§ What the exercise asks: Output every entry exactly as given.

##############################

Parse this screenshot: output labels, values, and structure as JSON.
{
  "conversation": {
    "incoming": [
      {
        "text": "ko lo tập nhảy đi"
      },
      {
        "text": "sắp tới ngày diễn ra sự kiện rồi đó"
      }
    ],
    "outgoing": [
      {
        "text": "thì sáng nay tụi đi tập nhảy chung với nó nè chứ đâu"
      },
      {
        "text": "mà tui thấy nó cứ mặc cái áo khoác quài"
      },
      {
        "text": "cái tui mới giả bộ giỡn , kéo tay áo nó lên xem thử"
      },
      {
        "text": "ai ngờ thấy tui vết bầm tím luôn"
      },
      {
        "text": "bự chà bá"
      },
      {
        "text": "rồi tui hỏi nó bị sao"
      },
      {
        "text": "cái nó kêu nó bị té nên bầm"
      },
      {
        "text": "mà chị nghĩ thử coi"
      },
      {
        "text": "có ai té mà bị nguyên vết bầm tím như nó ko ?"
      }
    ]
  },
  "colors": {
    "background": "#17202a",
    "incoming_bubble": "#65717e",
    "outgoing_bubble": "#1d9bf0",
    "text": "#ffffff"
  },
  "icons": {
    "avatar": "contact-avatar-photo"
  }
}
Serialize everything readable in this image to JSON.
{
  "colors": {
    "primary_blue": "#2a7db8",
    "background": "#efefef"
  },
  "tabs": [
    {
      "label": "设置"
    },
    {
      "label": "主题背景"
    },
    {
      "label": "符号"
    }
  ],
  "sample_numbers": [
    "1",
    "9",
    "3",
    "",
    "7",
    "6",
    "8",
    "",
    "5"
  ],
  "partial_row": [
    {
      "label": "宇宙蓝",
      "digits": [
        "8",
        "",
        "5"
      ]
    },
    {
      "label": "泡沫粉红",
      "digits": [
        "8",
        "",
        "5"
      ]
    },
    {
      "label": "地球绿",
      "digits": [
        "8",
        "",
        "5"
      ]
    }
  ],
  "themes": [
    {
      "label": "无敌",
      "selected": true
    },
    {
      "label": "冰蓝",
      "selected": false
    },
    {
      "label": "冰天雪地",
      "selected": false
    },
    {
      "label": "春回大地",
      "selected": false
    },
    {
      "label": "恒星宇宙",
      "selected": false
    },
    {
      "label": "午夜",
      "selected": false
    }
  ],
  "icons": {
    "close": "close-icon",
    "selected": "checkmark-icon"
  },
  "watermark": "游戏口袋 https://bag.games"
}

##############################

§ Result for this task:
Parse this screenshot: output labels, values, and structure as JSON.
{
  "conversation": {
    "incoming": [
      {
        "text": "ko lo tập nhảy đi"
      },
      {
        "text": "sắp tới ngày diễn ra sự kiện rồi đó"
      }
    ],
    "outgoing": [
      {
        "text": "thì sáng nay tụi đi tập nhảy chung với nó nè chứ đâu"
      },
      {
        "text": "mà tui thấy nó cứ mặc cái áo khoác quài"
      },
      {
        "text": "cái tui mới giả bộ giỡn , kéo tay áo nó lên xem thử"
      },
      {
        "text": "ai ngờ thấy tui vết bầm tím luôn"
      },
      {
        "text": "bự chà bá"
      },
      {
        "text": "rồi tui hỏi nó bị sao"
      },
      {
        "text": "cái nó kêu nó bị té nên bầm"
      },
      {
        "text": "mà chị nghĩ thử coi"
      },
      {
        "text": "có ai té mà bị nguyên vết bầm tím như nó ko ?"
      }
    ]
  },
  "colors": {
    "background": "#17202a",
    "incoming_bubble": "#65717e",
    "outgoing_bubble": "#1d9bf0",
    "text": "#ffffff"
  },
  "icons": {
    "avatar": "contact-avatar-photo"
  }
}
Serialize everything readable in this image to JSON.
{
  "colors": {
    "primary_blue": "#2a7db8",
    "background": "#efefef"
  },
  "tabs": [
    {
      "label": "设置"
    },
    {
      "label": "主题背景"
    },
    {
      "label": "符号"
    }
  ],
  "sample_numbers": [
    "1",
    "9",
    "3",
    "",
    "7",
    "6",
    "8",
    "",
    "5"
  ],
  "partial_row": [
    {
      "label": "宇宙蓝",
      "digits": [
        "8",
        "",
        "5"
      ]
    },
    {
      "label": "泡沫粉红",
      "digits": [
        "8",
        "",
        "5"
      ]
    },
    {
      "label": "地球绿",
      "digits": [
        "8",
        "",
        "5"
      ]
    }
  ],
  "themes": [
    {
      "label": "无敌",
      "selected": true
    },
    {
      "label": "冰蓝",
      "selected": false
    },
    {
      "label": "冰天雪地",
      "selected": false
    },
    {
      "label": "春回大地",
      "selected": false
    },
    {
      "label": "恒星宇宙",
      "selected": false
    },
    {
      "label": "午夜",
      "selected": false
    }
  ],
  "icons": {
    "close": "close-icon",
    "selected": "checkmark-icon"
  },
  "watermark": "游戏口袋 https://bag.games"
}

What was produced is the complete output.